START Data to use

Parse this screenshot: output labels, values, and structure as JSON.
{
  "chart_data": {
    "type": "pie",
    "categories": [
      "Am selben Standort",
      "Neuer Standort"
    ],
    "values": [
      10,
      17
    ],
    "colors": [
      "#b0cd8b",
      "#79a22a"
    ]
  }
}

END Data to use

Copy each entry exactly, with nothing added or dropped.

Parse this screenshot: output labels, values, and structure as JSON.
{
  "chart_data": {
    "type": "pie",
    "categories": [
      "Am selben Standort",
      "Neuer Standort"
    ],
    "values": [
      10,
      17
    ],
    "colors": [
      "#b0cd8b",
      "#79a22a"
    ]
  }
}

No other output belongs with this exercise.